-- start PROVIDED ENTRIES --
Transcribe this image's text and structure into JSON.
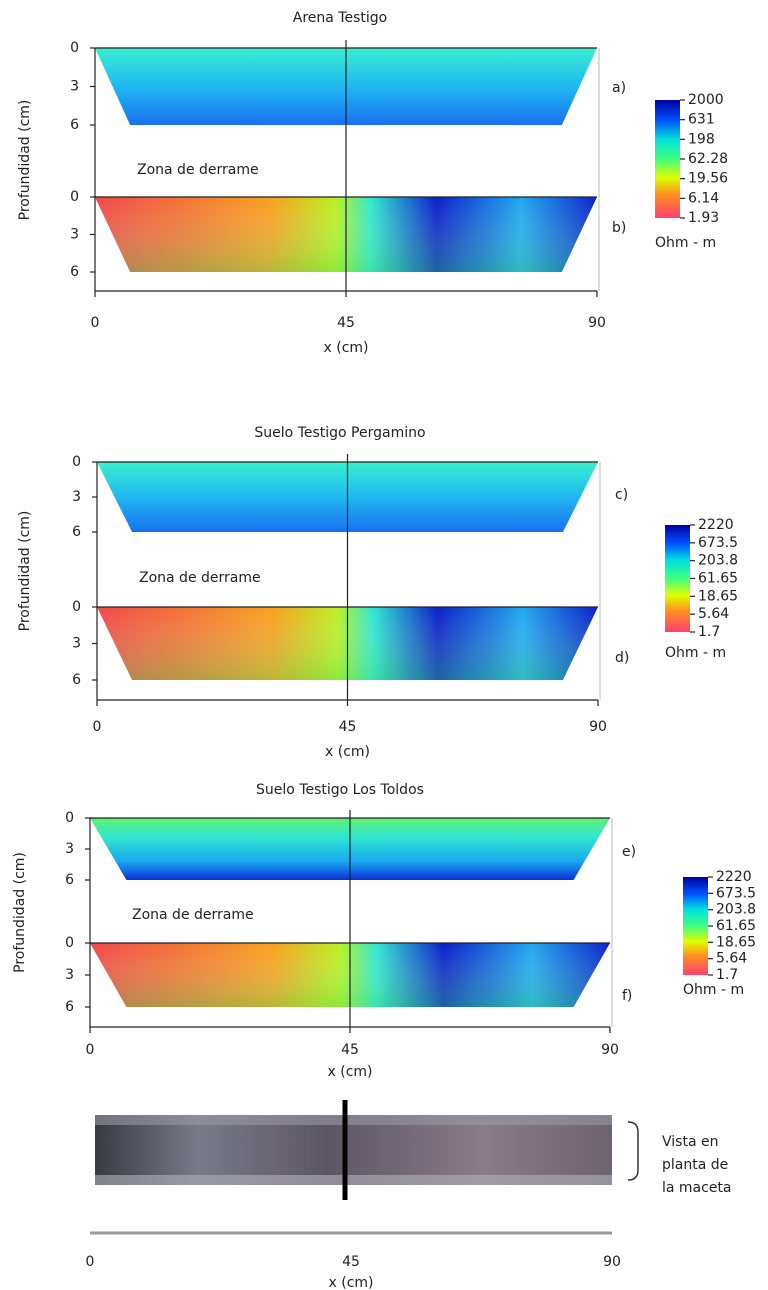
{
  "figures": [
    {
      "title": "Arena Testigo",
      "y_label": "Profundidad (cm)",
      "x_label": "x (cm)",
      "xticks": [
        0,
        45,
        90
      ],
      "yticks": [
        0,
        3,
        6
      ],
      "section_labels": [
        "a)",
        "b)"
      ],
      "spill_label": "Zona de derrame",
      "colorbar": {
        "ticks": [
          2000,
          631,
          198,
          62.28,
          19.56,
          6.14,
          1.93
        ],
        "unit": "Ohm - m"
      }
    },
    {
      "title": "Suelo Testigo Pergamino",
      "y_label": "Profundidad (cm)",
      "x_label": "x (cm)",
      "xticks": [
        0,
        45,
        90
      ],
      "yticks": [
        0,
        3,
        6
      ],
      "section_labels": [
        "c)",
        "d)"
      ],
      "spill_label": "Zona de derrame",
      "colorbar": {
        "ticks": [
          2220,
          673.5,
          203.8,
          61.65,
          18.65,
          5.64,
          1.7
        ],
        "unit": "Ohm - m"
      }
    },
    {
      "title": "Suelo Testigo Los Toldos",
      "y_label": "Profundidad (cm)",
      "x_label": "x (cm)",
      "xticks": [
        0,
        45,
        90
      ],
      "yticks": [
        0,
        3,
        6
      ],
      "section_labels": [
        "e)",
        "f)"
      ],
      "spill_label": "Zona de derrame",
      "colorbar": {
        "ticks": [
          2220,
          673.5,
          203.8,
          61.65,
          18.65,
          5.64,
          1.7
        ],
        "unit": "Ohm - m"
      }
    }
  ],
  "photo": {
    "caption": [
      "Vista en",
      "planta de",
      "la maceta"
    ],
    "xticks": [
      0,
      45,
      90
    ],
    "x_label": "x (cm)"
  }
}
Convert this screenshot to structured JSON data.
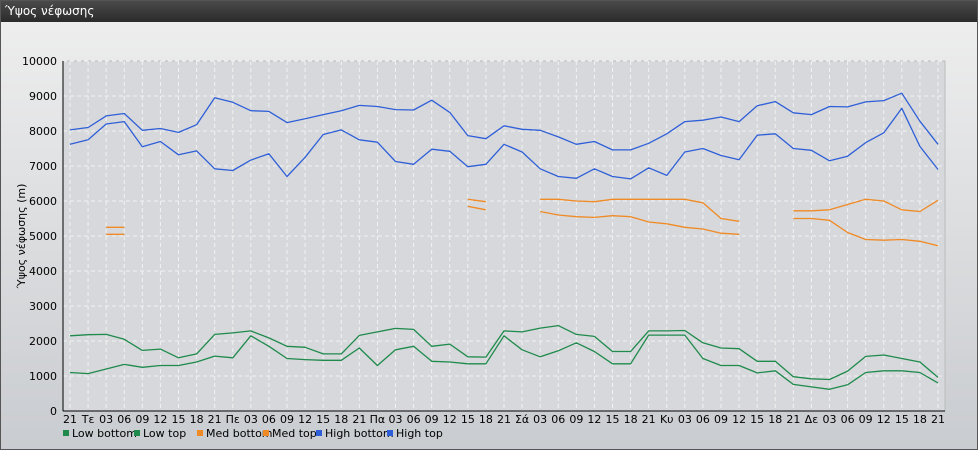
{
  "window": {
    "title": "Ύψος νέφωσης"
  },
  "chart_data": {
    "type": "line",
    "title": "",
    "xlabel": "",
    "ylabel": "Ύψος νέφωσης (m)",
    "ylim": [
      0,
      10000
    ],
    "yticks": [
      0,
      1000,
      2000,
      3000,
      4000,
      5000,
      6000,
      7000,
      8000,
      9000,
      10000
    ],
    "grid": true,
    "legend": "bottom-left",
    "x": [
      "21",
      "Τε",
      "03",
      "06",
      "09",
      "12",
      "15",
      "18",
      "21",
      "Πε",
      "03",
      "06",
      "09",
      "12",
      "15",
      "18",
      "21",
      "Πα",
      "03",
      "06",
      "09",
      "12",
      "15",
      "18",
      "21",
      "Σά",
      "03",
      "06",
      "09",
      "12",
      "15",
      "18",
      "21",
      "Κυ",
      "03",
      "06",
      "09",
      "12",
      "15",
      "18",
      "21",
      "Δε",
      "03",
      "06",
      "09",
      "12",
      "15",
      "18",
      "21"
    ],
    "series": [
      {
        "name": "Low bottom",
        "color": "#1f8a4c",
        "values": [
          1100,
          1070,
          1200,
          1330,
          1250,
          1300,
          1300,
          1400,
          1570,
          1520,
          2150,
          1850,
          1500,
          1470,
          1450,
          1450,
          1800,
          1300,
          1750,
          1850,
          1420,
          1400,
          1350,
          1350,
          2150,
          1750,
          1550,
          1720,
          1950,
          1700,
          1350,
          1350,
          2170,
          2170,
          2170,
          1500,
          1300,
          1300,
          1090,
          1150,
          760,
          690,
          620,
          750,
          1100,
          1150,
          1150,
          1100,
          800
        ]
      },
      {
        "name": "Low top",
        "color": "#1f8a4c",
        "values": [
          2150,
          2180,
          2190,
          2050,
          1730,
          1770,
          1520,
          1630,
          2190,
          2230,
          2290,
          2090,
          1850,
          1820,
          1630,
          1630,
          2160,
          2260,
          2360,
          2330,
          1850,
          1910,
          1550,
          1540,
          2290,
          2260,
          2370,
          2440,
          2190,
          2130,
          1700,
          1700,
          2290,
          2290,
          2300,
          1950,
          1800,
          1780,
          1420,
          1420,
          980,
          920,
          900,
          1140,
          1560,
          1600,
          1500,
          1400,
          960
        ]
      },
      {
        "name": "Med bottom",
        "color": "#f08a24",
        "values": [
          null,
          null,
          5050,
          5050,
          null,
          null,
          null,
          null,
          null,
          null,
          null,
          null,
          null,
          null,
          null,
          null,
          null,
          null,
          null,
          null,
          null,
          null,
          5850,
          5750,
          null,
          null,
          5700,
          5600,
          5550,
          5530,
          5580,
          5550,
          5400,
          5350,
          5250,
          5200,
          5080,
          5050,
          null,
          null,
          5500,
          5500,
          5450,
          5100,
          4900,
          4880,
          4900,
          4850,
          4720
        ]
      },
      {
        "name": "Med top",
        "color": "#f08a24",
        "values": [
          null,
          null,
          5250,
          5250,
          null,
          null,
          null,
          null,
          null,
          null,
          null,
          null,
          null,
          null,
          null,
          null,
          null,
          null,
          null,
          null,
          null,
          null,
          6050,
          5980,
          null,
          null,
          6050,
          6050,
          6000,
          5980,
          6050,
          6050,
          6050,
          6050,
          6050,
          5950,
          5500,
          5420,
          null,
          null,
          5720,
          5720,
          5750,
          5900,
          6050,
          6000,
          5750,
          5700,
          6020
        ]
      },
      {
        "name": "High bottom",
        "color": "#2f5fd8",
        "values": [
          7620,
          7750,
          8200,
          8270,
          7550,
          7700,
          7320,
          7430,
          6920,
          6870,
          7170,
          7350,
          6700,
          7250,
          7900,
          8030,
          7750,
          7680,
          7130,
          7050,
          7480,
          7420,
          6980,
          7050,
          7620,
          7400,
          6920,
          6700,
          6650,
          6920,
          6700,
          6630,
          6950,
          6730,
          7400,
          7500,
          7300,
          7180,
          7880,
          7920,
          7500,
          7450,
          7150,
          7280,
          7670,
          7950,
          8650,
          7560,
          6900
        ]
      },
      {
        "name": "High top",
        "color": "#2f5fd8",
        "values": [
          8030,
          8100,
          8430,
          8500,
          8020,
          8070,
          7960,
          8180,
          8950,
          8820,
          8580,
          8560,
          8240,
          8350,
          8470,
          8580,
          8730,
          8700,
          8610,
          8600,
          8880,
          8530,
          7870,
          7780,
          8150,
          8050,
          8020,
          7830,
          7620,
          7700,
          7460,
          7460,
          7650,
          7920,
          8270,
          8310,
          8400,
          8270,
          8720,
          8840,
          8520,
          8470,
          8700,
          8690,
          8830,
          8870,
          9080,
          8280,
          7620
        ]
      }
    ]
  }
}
-- end PROVIDED ENTRIES --
-- start PROVIDED ENTRIES --
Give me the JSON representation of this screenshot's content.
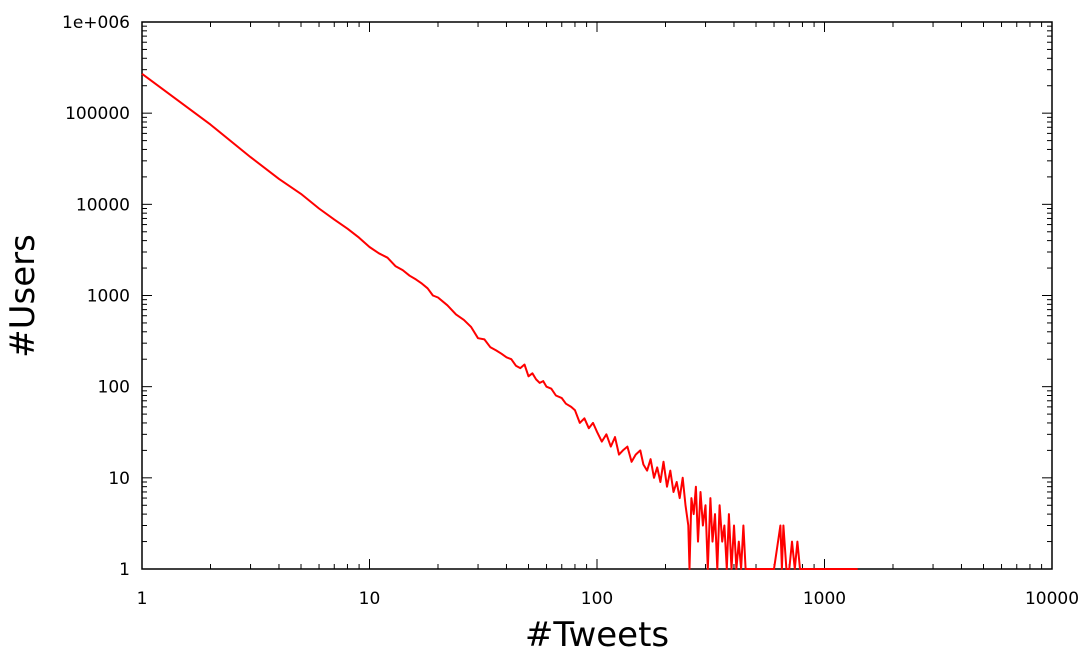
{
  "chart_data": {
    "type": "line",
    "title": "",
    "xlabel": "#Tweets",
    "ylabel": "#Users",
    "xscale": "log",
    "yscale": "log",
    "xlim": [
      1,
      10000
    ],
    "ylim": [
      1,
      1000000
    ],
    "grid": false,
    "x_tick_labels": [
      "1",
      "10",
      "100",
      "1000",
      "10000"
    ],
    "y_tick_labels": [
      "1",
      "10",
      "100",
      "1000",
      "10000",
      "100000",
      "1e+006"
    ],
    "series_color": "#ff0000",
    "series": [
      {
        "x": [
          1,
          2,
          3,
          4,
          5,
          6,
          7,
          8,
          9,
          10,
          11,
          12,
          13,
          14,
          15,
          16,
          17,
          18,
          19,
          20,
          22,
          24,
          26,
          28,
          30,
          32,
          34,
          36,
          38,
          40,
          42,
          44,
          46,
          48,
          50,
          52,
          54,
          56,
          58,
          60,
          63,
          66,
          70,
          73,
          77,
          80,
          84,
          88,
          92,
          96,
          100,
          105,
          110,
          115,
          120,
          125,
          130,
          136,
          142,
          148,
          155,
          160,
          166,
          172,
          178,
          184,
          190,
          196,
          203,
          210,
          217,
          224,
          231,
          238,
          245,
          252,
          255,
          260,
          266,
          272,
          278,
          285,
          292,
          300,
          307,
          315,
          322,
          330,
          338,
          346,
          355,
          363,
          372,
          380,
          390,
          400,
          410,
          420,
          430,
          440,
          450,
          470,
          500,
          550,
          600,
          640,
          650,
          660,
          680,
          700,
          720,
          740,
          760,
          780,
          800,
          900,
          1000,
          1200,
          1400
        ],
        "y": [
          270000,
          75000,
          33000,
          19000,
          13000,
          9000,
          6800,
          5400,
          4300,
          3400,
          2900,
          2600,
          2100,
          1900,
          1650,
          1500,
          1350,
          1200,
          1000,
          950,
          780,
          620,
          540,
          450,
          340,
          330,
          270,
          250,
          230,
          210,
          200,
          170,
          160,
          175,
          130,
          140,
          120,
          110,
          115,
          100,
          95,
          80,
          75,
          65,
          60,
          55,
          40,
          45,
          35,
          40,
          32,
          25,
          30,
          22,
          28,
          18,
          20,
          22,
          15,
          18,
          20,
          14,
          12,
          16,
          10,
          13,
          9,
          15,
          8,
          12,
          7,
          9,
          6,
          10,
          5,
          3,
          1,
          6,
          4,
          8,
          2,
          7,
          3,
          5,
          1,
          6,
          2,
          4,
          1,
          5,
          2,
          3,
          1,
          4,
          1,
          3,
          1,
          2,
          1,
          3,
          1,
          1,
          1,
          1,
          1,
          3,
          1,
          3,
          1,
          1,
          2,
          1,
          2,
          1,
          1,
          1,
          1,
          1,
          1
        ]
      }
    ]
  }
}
-- end PROVIDED ENTRIES --
◆ WRITTEN TASK
Using the entries above, state how many lines include the word "screenshot", with no other words.

◆ COMPLETE RESPONSE
2